SET TASK | Quote the entries that follow exactly, leaving none out.

####################

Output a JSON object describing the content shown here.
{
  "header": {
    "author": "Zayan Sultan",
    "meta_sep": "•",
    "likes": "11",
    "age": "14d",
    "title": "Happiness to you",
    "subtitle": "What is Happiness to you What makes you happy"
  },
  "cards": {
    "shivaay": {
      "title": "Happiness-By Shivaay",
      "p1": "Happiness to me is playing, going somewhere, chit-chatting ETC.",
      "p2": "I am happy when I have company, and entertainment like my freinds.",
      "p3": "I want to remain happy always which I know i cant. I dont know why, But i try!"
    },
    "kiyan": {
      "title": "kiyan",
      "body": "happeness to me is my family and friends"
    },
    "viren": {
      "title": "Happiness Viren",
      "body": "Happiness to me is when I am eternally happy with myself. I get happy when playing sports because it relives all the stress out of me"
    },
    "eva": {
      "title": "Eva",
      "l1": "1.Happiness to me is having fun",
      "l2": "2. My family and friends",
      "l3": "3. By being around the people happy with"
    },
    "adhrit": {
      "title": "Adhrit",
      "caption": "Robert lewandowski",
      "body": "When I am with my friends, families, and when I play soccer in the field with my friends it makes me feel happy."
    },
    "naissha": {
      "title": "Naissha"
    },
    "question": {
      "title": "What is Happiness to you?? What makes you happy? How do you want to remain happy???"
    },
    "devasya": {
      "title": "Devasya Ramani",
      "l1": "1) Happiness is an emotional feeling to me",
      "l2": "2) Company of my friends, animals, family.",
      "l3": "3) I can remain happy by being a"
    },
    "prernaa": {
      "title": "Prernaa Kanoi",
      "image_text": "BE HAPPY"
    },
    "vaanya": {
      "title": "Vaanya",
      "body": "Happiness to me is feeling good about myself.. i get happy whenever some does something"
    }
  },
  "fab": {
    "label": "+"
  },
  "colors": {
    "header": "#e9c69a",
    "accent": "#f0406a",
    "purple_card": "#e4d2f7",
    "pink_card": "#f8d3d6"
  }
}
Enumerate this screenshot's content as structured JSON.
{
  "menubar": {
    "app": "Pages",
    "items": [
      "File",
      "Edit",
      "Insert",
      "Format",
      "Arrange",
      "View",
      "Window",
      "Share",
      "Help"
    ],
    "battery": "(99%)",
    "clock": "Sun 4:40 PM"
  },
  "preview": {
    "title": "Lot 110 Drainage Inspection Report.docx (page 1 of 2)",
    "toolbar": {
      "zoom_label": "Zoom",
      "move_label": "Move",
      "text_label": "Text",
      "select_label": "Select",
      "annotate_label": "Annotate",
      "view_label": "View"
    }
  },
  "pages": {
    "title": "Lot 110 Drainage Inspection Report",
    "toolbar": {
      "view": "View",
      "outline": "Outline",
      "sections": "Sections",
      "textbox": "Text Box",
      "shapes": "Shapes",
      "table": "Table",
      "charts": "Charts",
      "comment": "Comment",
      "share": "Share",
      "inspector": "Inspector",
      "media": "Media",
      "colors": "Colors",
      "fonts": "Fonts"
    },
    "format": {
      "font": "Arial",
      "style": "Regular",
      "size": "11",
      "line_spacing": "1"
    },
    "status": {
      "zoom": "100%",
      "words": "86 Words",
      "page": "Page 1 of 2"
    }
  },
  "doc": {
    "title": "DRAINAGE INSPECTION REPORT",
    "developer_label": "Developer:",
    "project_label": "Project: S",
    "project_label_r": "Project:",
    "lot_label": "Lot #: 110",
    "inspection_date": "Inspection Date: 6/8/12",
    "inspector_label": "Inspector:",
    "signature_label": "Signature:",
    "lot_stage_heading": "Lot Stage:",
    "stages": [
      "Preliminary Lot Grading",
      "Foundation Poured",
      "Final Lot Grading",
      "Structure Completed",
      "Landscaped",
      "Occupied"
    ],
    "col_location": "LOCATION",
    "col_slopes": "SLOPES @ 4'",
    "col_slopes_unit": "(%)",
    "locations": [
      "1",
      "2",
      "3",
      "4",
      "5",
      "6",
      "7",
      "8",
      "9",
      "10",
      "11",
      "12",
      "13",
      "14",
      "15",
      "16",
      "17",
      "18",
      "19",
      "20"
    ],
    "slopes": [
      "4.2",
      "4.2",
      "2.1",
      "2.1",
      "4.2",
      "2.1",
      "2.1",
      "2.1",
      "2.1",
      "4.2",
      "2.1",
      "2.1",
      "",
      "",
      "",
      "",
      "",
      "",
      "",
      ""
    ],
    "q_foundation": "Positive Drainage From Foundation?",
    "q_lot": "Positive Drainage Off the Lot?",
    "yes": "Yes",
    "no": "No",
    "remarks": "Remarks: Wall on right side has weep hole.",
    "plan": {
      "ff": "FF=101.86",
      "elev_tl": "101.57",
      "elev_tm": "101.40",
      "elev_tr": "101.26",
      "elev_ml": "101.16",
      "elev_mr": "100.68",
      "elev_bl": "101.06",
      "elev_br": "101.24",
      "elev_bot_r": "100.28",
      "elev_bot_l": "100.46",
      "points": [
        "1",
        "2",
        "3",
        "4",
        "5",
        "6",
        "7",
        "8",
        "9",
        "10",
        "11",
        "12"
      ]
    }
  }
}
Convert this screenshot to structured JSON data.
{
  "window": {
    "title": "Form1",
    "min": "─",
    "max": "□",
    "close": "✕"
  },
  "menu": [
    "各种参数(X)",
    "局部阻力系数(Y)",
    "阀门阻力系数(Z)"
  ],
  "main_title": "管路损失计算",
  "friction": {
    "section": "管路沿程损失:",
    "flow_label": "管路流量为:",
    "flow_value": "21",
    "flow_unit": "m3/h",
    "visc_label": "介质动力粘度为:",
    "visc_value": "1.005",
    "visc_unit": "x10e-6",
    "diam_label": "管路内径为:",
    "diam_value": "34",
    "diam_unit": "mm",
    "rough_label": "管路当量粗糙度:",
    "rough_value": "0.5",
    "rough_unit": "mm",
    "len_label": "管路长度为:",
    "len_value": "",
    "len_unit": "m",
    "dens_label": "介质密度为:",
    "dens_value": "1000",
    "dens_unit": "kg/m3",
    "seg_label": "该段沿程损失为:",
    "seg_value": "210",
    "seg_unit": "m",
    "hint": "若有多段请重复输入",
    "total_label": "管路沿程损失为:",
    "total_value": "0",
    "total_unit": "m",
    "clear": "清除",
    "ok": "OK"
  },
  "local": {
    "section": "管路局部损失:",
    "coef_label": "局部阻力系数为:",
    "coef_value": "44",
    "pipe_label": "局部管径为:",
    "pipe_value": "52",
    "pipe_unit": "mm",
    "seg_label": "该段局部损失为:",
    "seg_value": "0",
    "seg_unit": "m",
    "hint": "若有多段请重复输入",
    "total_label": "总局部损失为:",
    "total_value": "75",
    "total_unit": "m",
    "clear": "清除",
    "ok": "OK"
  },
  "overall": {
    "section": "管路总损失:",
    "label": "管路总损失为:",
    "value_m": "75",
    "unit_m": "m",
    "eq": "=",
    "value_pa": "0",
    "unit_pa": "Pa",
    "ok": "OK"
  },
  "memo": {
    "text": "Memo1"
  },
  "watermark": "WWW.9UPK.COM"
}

####################

EXERCISE OUTPUT |
Output a JSON object describing the content shown here.
{
  "header": {
    "author": "Zayan Sultan",
    "meta_sep": "•",
    "likes": "11",
    "age": "14d",
    "title": "Happiness to you",
    "subtitle": "What is Happiness to you What makes you happy"
  },
  "cards": {
    "shivaay": {
      "title": "Happiness-By Shivaay",
      "p1": "Happiness to me is playing, going somewhere, chit-chatting ETC.",
      "p2": "I am happy when I have company, and entertainment like my freinds.",
      "p3": "I want to remain happy always which I know i cant. I dont know why, But i try!"
    },
    "kiyan": {
      "title": "kiyan",
      "body": "happeness to me is my family and friends"
    },
    "viren": {
      "title": "Happiness Viren",
      "body": "Happiness to me is when I am eternally happy with myself. I get happy when playing sports because it relives all the stress out of me"
    },
    "eva": {
      "title": "Eva",
      "l1": "1.Happiness to me is having fun",
      "l2": "2. My family and friends",
      "l3": "3. By being around the people happy with"
    },
    "adhrit": {
      "title": "Adhrit",
      "caption": "Robert lewandowski",
      "body": "When I am with my friends, families, and when I play soccer in the field with my friends it makes me feel happy."
    },
    "naissha": {
      "title": "Naissha"
    },
    "question": {
      "title": "What is Happiness to you?? What makes you happy? How do you want to remain happy???"
    },
    "devasya": {
      "title": "Devasya Ramani",
      "l1": "1) Happiness is an emotional feeling to me",
      "l2": "2) Company of my friends, animals, family.",
      "l3": "3) I can remain happy by being a"
    },
    "prernaa": {
      "title": "Prernaa Kanoi",
      "image_text": "BE HAPPY"
    },
    "vaanya": {
      "title": "Vaanya",
      "body": "Happiness to me is feeling good about myself.. i get happy whenever some does something"
    }
  },
  "fab": {
    "label": "+"
  },
  "colors": {
    "header": "#e9c69a",
    "accent": "#f0406a",
    "purple_card": "#e4d2f7",
    "pink_card": "#f8d3d6"
  }
}
Enumerate this screenshot's content as structured JSON.
{
  "menubar": {
    "app": "Pages",
    "items": [
      "File",
      "Edit",
      "Insert",
      "Format",
      "Arrange",
      "View",
      "Window",
      "Share",
      "Help"
    ],
    "battery": "(99%)",
    "clock": "Sun 4:40 PM"
  },
  "preview": {
    "title": "Lot 110 Drainage Inspection Report.docx (page 1 of 2)",
    "toolbar": {
      "zoom_label": "Zoom",
      "move_label": "Move",
      "text_label": "Text",
      "select_label": "Select",
      "annotate_label": "Annotate",
      "view_label": "View"
    }
  },
  "pages": {
    "title": "Lot 110 Drainage Inspection Report",
    "toolbar": {
      "view": "View",
      "outline": "Outline",
      "sections": "Sections",
      "textbox": "Text Box",
      "shapes": "Shapes",
      "table": "Table",
      "charts": "Charts",
      "comment": "Comment",
      "share": "Share",
      "inspector": "Inspector",
      "media": "Media",
      "colors": "Colors",
      "fonts": "Fonts"
    },
    "format": {
      "font": "Arial",
      "style": "Regular",
      "size": "11",
      "line_spacing": "1"
    },
    "status": {
      "zoom": "100%",
      "words": "86 Words",
      "page": "Page 1 of 2"
    }
  },
  "doc": {
    "title": "DRAINAGE INSPECTION REPORT",
    "developer_label": "Developer:",
    "project_label": "Project: S",
    "project_label_r": "Project:",
    "lot_label": "Lot #: 110",
    "inspection_date": "Inspection Date: 6/8/12",
    "inspector_label": "Inspector:",
    "signature_label": "Signature:",
    "lot_stage_heading": "Lot Stage:",
    "stages": [
      "Preliminary Lot Grading",
      "Foundation Poured",
      "Final Lot Grading",
      "Structure Completed",
      "Landscaped",
      "Occupied"
    ],
    "col_location": "LOCATION",
    "col_slopes": "SLOPES @ 4'",
    "col_slopes_unit": "(%)",
    "locations": [
      "1",
      "2",
      "3",
      "4",
      "5",
      "6",
      "7",
      "8",
      "9",
      "10",
      "11",
      "12",
      "13",
      "14",
      "15",
      "16",
      "17",
      "18",
      "19",
      "20"
    ],
    "slopes": [
      "4.2",
      "4.2",
      "2.1",
      "2.1",
      "4.2",
      "2.1",
      "2.1",
      "2.1",
      "2.1",
      "4.2",
      "2.1",
      "2.1",
      "",
      "",
      "",
      "",
      "",
      "",
      "",
      ""
    ],
    "q_foundation": "Positive Drainage From Foundation?",
    "q_lot": "Positive Drainage Off the Lot?",
    "yes": "Yes",
    "no": "No",
    "remarks": "Remarks: Wall on right side has weep hole.",
    "plan": {
      "ff": "FF=101.86",
      "elev_tl": "101.57",
      "elev_tm": "101.40",
      "elev_tr": "101.26",
      "elev_ml": "101.16",
      "elev_mr": "100.68",
      "elev_bl": "101.06",
      "elev_br": "101.24",
      "elev_bot_r": "100.28",
      "elev_bot_l": "100.46",
      "points": [
        "1",
        "2",
        "3",
        "4",
        "5",
        "6",
        "7",
        "8",
        "9",
        "10",
        "11",
        "12"
      ]
    }
  }
}
Convert this screenshot to structured JSON data.
{
  "window": {
    "title": "Form1",
    "min": "─",
    "max": "□",
    "close": "✕"
  },
  "menu": [
    "各种参数(X)",
    "局部阻力系数(Y)",
    "阀门阻力系数(Z)"
  ],
  "main_title": "管路损失计算",
  "friction": {
    "section": "管路沿程损失:",
    "flow_label": "管路流量为:",
    "flow_value": "21",
    "flow_unit": "m3/h",
    "visc_label": "介质动力粘度为:",
    "visc_value": "1.005",
    "visc_unit": "x10e-6",
    "diam_label": "管路内径为:",
    "diam_value": "34",
    "diam_unit": "mm",
    "rough_label": "管路当量粗糙度:",
    "rough_value": "0.5",
    "rough_unit": "mm",
    "len_label": "管路长度为:",
    "len_value": "",
    "len_unit": "m",
    "dens_label": "介质密度为:",
    "dens_value": "1000",
    "dens_unit": "kg/m3",
    "seg_label": "该段沿程损失为:",
    "seg_value": "210",
    "seg_unit": "m",
    "hint": "若有多段请重复输入",
    "total_label": "管路沿程损失为:",
    "total_value": "0",
    "total_unit": "m",
    "clear": "清除",
    "ok": "OK"
  },
  "local": {
    "section": "管路局部损失:",
    "coef_label": "局部阻力系数为:",
    "coef_value": "44",
    "pipe_label": "局部管径为:",
    "pipe_value": "52",
    "pipe_unit": "mm",
    "seg_label": "该段局部损失为:",
    "seg_value": "0",
    "seg_unit": "m",
    "hint": "若有多段请重复输入",
    "total_label": "总局部损失为:",
    "total_value": "75",
    "total_unit": "m",
    "clear": "清除",
    "ok": "OK"
  },
  "overall": {
    "section": "管路总损失:",
    "label": "管路总损失为:",
    "value_m": "75",
    "unit_m": "m",
    "eq": "=",
    "value_pa": "0",
    "unit_pa": "Pa",
    "ok": "OK"
  },
  "memo": {
    "text": "Memo1"
  },
  "watermark": "WWW.9UPK.COM"
}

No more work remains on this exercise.